[Begin Data]

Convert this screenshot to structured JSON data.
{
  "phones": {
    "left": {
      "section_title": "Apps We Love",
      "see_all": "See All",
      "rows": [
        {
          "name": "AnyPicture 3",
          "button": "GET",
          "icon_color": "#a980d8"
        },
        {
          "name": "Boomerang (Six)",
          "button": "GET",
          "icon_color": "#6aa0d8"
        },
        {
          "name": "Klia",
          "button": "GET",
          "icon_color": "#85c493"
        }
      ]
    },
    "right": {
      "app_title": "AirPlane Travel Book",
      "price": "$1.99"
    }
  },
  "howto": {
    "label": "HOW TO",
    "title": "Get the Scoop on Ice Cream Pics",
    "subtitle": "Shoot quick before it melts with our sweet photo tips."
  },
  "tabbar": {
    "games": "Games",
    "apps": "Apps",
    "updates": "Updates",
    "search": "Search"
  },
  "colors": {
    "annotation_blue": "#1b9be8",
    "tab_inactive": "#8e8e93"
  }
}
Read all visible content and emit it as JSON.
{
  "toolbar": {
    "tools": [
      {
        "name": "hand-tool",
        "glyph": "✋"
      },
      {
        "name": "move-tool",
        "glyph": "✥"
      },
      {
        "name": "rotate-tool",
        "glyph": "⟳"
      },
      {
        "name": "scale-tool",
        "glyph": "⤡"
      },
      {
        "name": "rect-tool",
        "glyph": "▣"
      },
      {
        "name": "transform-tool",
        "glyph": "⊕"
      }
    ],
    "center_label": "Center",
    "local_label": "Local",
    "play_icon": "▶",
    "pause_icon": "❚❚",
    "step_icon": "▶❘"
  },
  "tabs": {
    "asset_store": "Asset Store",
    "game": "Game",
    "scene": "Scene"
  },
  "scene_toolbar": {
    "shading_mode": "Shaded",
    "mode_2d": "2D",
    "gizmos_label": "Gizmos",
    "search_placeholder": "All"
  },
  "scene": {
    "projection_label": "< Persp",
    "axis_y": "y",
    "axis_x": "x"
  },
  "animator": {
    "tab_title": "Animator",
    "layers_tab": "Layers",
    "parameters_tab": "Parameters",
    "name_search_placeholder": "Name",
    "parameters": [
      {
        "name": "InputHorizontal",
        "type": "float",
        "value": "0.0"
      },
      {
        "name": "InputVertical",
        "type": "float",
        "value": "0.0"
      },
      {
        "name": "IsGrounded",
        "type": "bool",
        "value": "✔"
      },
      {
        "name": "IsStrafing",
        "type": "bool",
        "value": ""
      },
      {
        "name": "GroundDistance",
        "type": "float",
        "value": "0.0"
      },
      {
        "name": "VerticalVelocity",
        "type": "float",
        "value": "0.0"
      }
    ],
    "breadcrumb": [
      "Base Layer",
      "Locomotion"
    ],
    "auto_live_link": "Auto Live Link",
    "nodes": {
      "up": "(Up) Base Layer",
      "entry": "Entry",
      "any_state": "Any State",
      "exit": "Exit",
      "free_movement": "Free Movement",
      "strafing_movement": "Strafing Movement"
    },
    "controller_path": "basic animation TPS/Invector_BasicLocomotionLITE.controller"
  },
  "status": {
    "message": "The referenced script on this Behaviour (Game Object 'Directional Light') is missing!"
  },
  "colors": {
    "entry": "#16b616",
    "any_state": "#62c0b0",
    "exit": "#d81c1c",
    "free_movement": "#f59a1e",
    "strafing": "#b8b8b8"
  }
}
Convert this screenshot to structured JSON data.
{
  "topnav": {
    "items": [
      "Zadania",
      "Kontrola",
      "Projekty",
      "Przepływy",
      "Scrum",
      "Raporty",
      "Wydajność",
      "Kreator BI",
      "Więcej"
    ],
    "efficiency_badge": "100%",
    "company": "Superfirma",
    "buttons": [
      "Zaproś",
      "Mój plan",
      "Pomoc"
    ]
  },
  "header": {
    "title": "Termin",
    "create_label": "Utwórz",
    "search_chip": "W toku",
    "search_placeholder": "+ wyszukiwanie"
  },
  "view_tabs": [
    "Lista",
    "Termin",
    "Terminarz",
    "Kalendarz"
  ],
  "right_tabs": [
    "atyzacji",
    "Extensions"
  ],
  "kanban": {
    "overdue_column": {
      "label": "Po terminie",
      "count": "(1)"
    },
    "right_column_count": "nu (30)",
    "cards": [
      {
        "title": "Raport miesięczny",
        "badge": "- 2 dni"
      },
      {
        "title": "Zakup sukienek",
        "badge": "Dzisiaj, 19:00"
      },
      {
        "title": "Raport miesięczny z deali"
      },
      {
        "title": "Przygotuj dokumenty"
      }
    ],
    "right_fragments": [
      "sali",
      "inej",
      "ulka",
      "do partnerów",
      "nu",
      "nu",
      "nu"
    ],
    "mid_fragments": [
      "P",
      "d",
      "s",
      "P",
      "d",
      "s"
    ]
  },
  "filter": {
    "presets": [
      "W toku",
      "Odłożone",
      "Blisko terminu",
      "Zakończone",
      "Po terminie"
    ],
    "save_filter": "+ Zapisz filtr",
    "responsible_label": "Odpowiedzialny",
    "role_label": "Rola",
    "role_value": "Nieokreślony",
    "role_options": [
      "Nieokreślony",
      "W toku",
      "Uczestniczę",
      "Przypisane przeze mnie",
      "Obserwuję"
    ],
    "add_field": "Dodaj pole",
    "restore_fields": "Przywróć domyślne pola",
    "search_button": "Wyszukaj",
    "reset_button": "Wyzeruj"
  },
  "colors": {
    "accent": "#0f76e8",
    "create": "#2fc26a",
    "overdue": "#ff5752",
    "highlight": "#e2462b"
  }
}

[End Data]

**Aim of the exercise**. Produce an exact copy of every entry above.

**Task solution**.
Convert this screenshot to structured JSON data.
{
  "phones": {
    "left": {
      "section_title": "Apps We Love",
      "see_all": "See All",
      "rows": [
        {
          "name": "AnyPicture 3",
          "button": "GET",
          "icon_color": "#a980d8"
        },
        {
          "name": "Boomerang (Six)",
          "button": "GET",
          "icon_color": "#6aa0d8"
        },
        {
          "name": "Klia",
          "button": "GET",
          "icon_color": "#85c493"
        }
      ]
    },
    "right": {
      "app_title": "AirPlane Travel Book",
      "price": "$1.99"
    }
  },
  "howto": {
    "label": "HOW TO",
    "title": "Get the Scoop on Ice Cream Pics",
    "subtitle": "Shoot quick before it melts with our sweet photo tips."
  },
  "tabbar": {
    "games": "Games",
    "apps": "Apps",
    "updates": "Updates",
    "search": "Search"
  },
  "colors": {
    "annotation_blue": "#1b9be8",
    "tab_inactive": "#8e8e93"
  }
}
Read all visible content and emit it as JSON.
{
  "toolbar": {
    "tools": [
      {
        "name": "hand-tool",
        "glyph": "✋"
      },
      {
        "name": "move-tool",
        "glyph": "✥"
      },
      {
        "name": "rotate-tool",
        "glyph": "⟳"
      },
      {
        "name": "scale-tool",
        "glyph": "⤡"
      },
      {
        "name": "rect-tool",
        "glyph": "▣"
      },
      {
        "name": "transform-tool",
        "glyph": "⊕"
      }
    ],
    "center_label": "Center",
    "local_label": "Local",
    "play_icon": "▶",
    "pause_icon": "❚❚",
    "step_icon": "▶❘"
  },
  "tabs": {
    "asset_store": "Asset Store",
    "game": "Game",
    "scene": "Scene"
  },
  "scene_toolbar": {
    "shading_mode": "Shaded",
    "mode_2d": "2D",
    "gizmos_label": "Gizmos",
    "search_placeholder": "All"
  },
  "scene": {
    "projection_label": "< Persp",
    "axis_y": "y",
    "axis_x": "x"
  },
  "animator": {
    "tab_title": "Animator",
    "layers_tab": "Layers",
    "parameters_tab": "Parameters",
    "name_search_placeholder": "Name",
    "parameters": [
      {
        "name": "InputHorizontal",
        "type": "float",
        "value": "0.0"
      },
      {
        "name": "InputVertical",
        "type": "float",
        "value": "0.0"
      },
      {
        "name": "IsGrounded",
        "type": "bool",
        "value": "✔"
      },
      {
        "name": "IsStrafing",
        "type": "bool",
        "value": ""
      },
      {
        "name": "GroundDistance",
        "type": "float",
        "value": "0.0"
      },
      {
        "name": "VerticalVelocity",
        "type": "float",
        "value": "0.0"
      }
    ],
    "breadcrumb": [
      "Base Layer",
      "Locomotion"
    ],
    "auto_live_link": "Auto Live Link",
    "nodes": {
      "up": "(Up) Base Layer",
      "entry": "Entry",
      "any_state": "Any State",
      "exit": "Exit",
      "free_movement": "Free Movement",
      "strafing_movement": "Strafing Movement"
    },
    "controller_path": "basic animation TPS/Invector_BasicLocomotionLITE.controller"
  },
  "status": {
    "message": "The referenced script on this Behaviour (Game Object 'Directional Light') is missing!"
  },
  "colors": {
    "entry": "#16b616",
    "any_state": "#62c0b0",
    "exit": "#d81c1c",
    "free_movement": "#f59a1e",
    "strafing": "#b8b8b8"
  }
}
Convert this screenshot to structured JSON data.
{
  "topnav": {
    "items": [
      "Zadania",
      "Kontrola",
      "Projekty",
      "Przepływy",
      "Scrum",
      "Raporty",
      "Wydajność",
      "Kreator BI",
      "Więcej"
    ],
    "efficiency_badge": "100%",
    "company": "Superfirma",
    "buttons": [
      "Zaproś",
      "Mój plan",
      "Pomoc"
    ]
  },
  "header": {
    "title": "Termin",
    "create_label": "Utwórz",
    "search_chip": "W toku",
    "search_placeholder": "+ wyszukiwanie"
  },
  "view_tabs": [
    "Lista",
    "Termin",
    "Terminarz",
    "Kalendarz"
  ],
  "right_tabs": [
    "atyzacji",
    "Extensions"
  ],
  "kanban": {
    "overdue_column": {
      "label": "Po terminie",
      "count": "(1)"
    },
    "right_column_count": "nu (30)",
    "cards": [
      {
        "title": "Raport miesięczny",
        "badge": "- 2 dni"
      },
      {
        "title": "Zakup sukienek",
        "badge": "Dzisiaj, 19:00"
      },
      {
        "title": "Raport miesięczny z deali"
      },
      {
        "title": "Przygotuj dokumenty"
      }
    ],
    "right_fragments": [
      "sali",
      "inej",
      "ulka",
      "do partnerów",
      "nu",
      "nu",
      "nu"
    ],
    "mid_fragments": [
      "P",
      "d",
      "s",
      "P",
      "d",
      "s"
    ]
  },
  "filter": {
    "presets": [
      "W toku",
      "Odłożone",
      "Blisko terminu",
      "Zakończone",
      "Po terminie"
    ],
    "save_filter": "+ Zapisz filtr",
    "responsible_label": "Odpowiedzialny",
    "role_label": "Rola",
    "role_value": "Nieokreślony",
    "role_options": [
      "Nieokreślony",
      "W toku",
      "Uczestniczę",
      "Przypisane przeze mnie",
      "Obserwuję"
    ],
    "add_field": "Dodaj pole",
    "restore_fields": "Przywróć domyślne pola",
    "search_button": "Wyszukaj",
    "reset_button": "Wyzeruj"
  },
  "colors": {
    "accent": "#0f76e8",
    "create": "#2fc26a",
    "overdue": "#ff5752",
    "highlight": "#e2462b"
  }
}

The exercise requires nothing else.